Your instructions: Report how many lines in the records below hold the word "high". Add nothing to the number.

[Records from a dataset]

========

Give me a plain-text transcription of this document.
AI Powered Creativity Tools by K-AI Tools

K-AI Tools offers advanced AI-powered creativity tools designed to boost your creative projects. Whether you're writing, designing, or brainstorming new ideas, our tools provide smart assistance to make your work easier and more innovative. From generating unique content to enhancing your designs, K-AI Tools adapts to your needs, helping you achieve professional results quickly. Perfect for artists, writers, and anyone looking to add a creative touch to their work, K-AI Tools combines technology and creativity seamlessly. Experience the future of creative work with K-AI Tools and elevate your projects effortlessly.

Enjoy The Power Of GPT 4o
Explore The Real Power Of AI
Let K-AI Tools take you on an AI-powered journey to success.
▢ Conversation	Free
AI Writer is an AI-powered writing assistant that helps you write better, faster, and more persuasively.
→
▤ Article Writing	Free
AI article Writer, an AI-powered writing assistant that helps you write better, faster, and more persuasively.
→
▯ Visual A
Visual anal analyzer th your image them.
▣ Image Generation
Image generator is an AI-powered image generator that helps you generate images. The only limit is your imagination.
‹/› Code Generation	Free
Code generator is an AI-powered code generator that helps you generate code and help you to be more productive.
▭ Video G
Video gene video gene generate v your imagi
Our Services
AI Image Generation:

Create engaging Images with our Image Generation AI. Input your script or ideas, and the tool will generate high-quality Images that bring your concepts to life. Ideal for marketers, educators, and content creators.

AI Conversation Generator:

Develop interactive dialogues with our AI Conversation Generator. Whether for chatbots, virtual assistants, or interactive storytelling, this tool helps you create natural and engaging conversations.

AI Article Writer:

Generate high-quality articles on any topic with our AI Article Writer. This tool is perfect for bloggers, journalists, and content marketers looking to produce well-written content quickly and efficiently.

========

Written reply: 2